◆ **WHAT IS ASKED**
Among the lines below, count those with "storey". Give only the number.

-------- MATERIAL TO PROCESS --------

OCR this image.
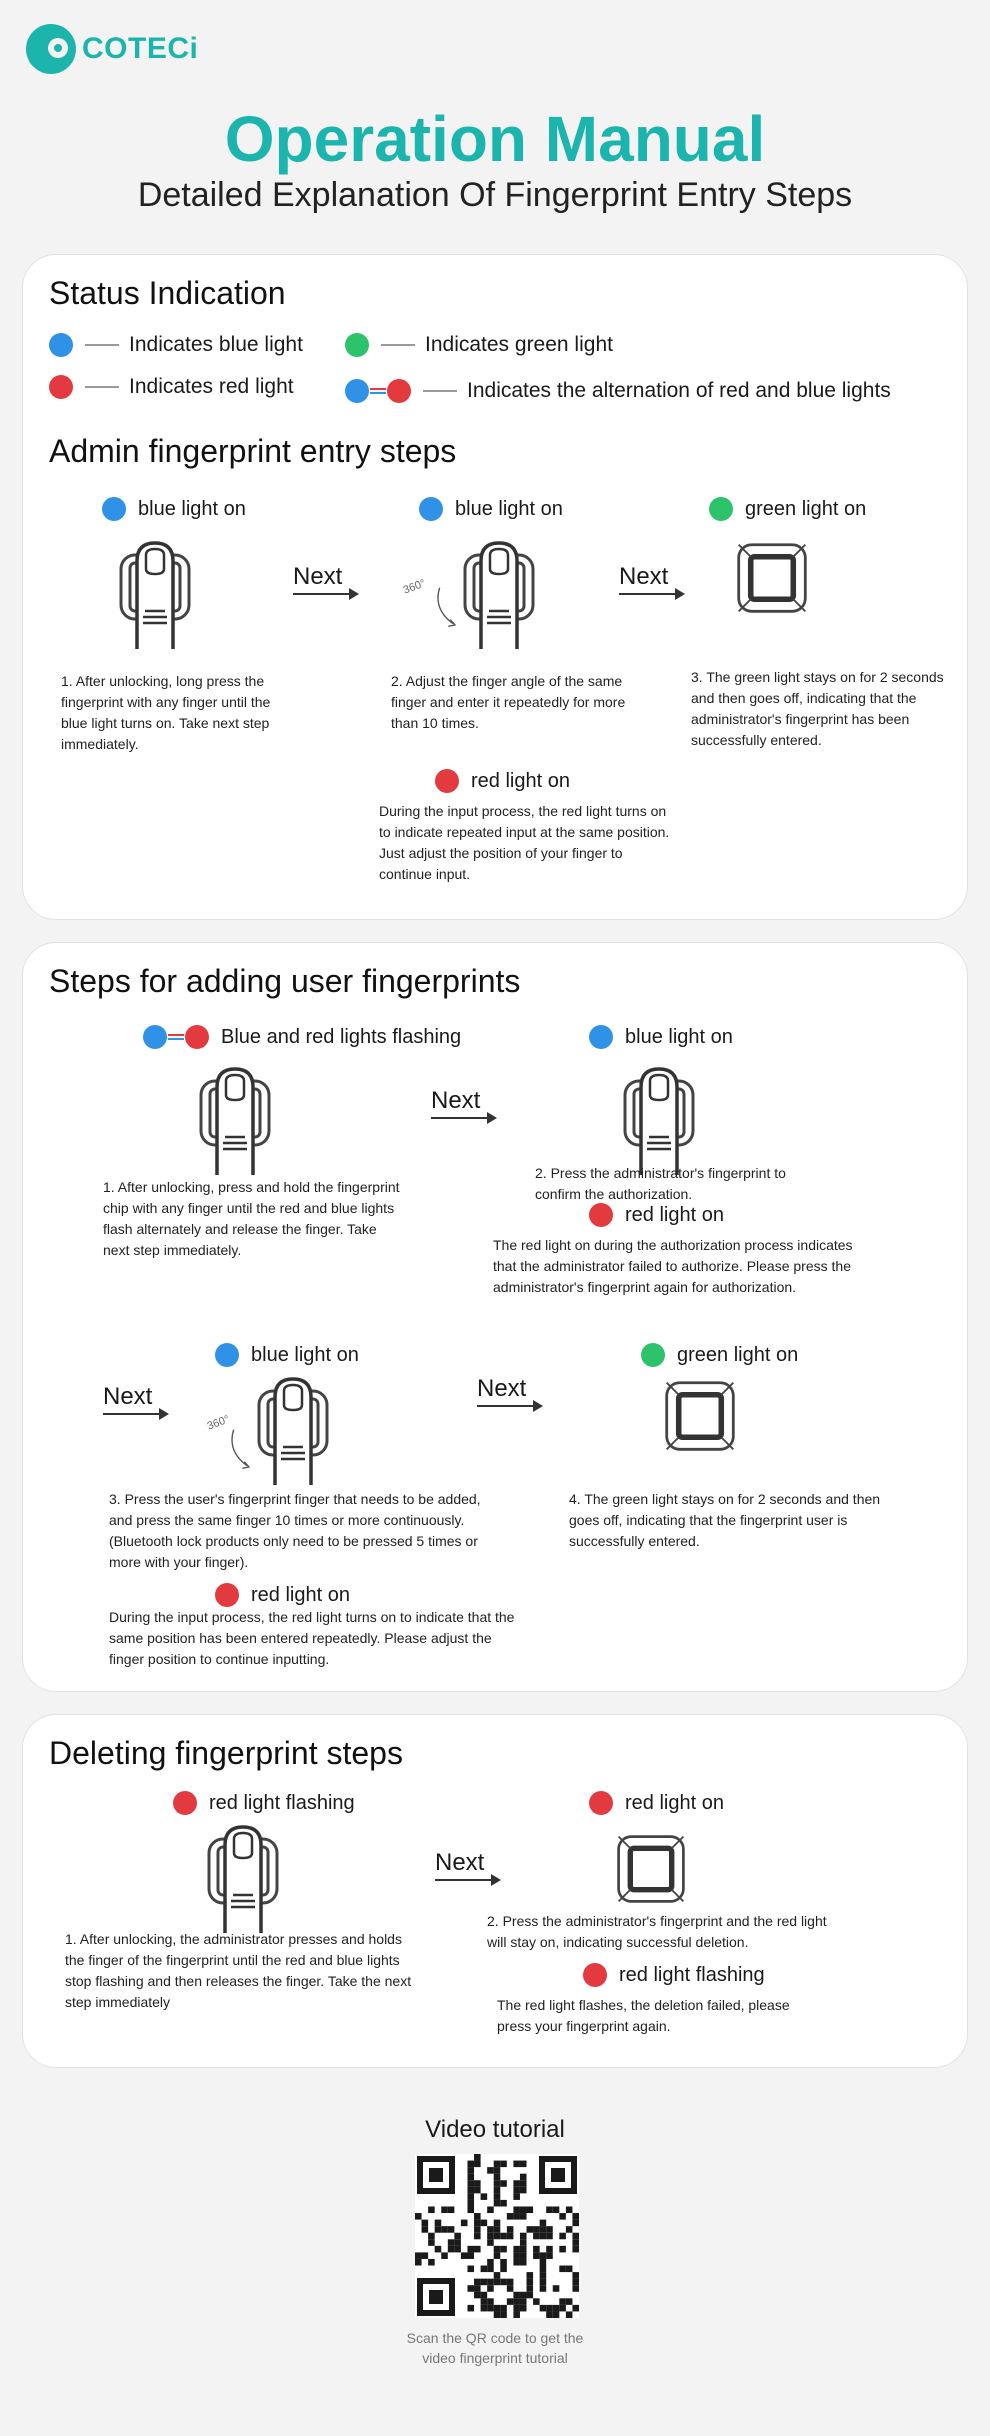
COTECi
Operation Manual
Detailed Explanation Of Fingerprint Entry Steps
Status Indication
Indicates blue light	Indicates green light
Indicates red light	Indicates the alternation of red and blue lights
Admin fingerprint entry steps
blue light on
1. After unlocking, long press the fingerprint with any finger until the blue light turns on. Take next step immediately.
Next
blue light on
360°
2. Adjust the finger angle of the same finger and enter it repeatedly for more than 10 times.
Next
green light on
3. The green light stays on for 2 seconds and then goes off, indicating that the administrator's fingerprint has been successfully entered.
red light on
During the input process, the red light turns on to indicate repeated input at the same position. Just adjust the position of your finger to continue input.
Steps for adding user fingerprints
Blue and red lights flashing
1. After unlocking, press and hold the fingerprint chip with any finger until the red and blue lights flash alternately and release the finger. Take next step immediately.
Next
blue light on
2. Press the administrator's fingerprint to confirm the authorization.
red light on
The red light on during the authorization process indicates that the administrator failed to authorize. Please press the administrator's fingerprint again for authorization.
Next
blue light on
360°
3. Press the user's fingerprint finger that needs to be added, and press the same finger 10 times or more continuously. (Bluetooth lock products only need to be pressed 5 times or more with your finger).
red light on
During the input process, the red light turns on to indicate that the same position has been entered repeatedly. Please adjust the finger position to continue inputting.
Next
green light on
4. The green light stays on for 2 seconds and then goes off, indicating that the fingerprint user is successfully entered.
Deleting fingerprint steps
red light flashing
1. After unlocking, the administrator presses and holds the finger of the fingerprint until the red and blue lights stop flashing and then releases the finger. Take the next step immediately
Next
red light on
2. Press the administrator's fingerprint and the red light will stay on, indicating successful deletion.
red light flashing
The red light flashes, the deletion failed, please press your fingerprint again.
Video tutorial
Scan the QR code to get the video fingerprint tutorial
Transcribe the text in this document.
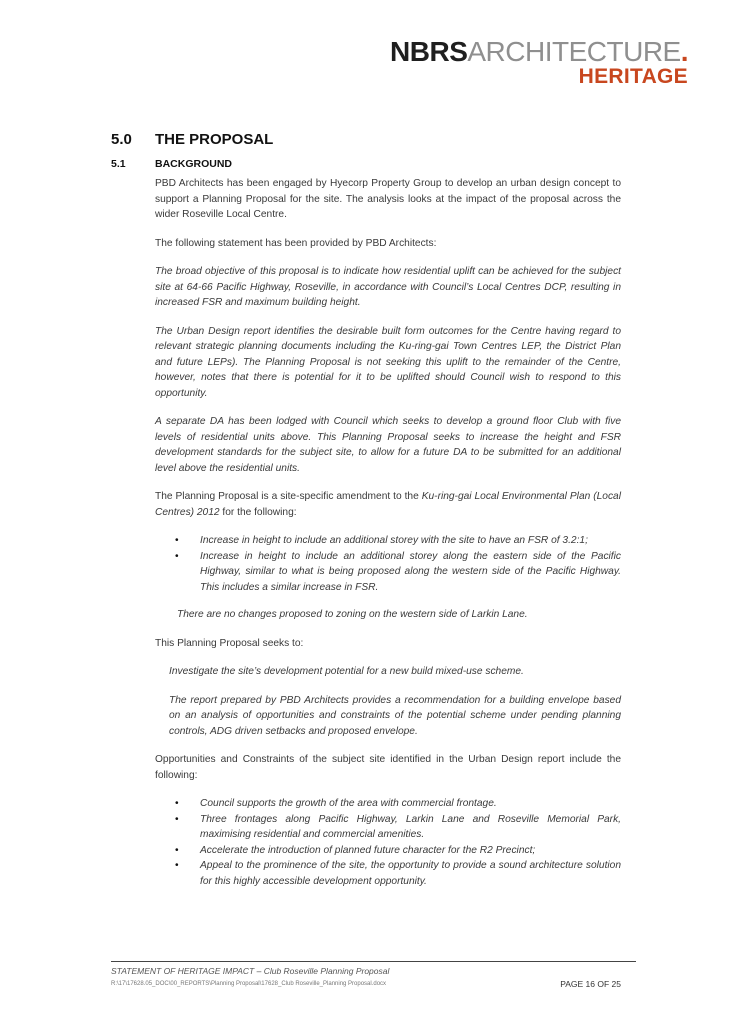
NBRSARCHITECTURE.
HERITAGE
5.0 THE PROPOSAL
5.1	BACKGROUND

PBD Architects has been engaged by Hyecorp Property Group to develop an urban design concept to support a Planning Proposal for the site. The analysis looks at the impact of the proposal across the wider Roseville Local Centre.

The following statement has been provided by PBD Architects:

The broad objective of this proposal is to indicate how residential uplift can be achieved for the subject site at 64-66 Pacific Highway, Roseville, in accordance with Council’s Local Centres DCP, resulting in increased FSR and maximum building height.

The Urban Design report identifies the desirable built form outcomes for the Centre having regard to relevant strategic planning documents including the Ku-ring-gai Town Centres LEP, the District Plan and future LEPs). The Planning Proposal is not seeking this uplift to the remainder of the Centre, however, notes that there is potential for it to be uplifted should Council wish to respond to this opportunity.

A separate DA has been lodged with Council which seeks to develop a ground floor Club with five levels of residential units above. This Planning Proposal seeks to increase the height and FSR development standards for the subject site, to allow for a future DA to be submitted for an additional level above the residential units.

The Planning Proposal is a site-specific amendment to the Ku-ring-gai Local Environmental Plan (Local Centres) 2012 for the following:

• Increase in height to include an additional storey with the site to have an FSR of 3.2:1;
• Increase in height to include an additional storey along the eastern side of the Pacific Highway, similar to what is being proposed along the western side of the Pacific Highway. This includes a similar increase in FSR.

There are no changes proposed to zoning on the western side of Larkin Lane.

This Planning Proposal seeks to:

Investigate the site’s development potential for a new build mixed-use scheme.

The report prepared by PBD Architects provides a recommendation for a building envelope based on an analysis of opportunities and constraints of the potential scheme under pending planning controls, ADG driven setbacks and proposed envelope.

Opportunities and Constraints of the subject site identified in the Urban Design report include the following:

• Council supports the growth of the area with commercial frontage.
• Three frontages along Pacific Highway, Larkin Lane and Roseville Memorial Park, maximising residential and commercial amenities.
• Accelerate the introduction of planned future character for the R2 Precinct;
• Appeal to the prominence of the site, the opportunity to provide a sound architecture solution for this highly accessible development opportunity.
STATEMENT OF HERITAGE IMPACT – Club Roseville Planning Proposal
R:\17\17628.05_DOC\00_REPORTS\Planning Proposal\17628_Club Roseville_Planning Proposal.docx	PAGE 16 OF 25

--------

◆ **FINAL RESULT**
2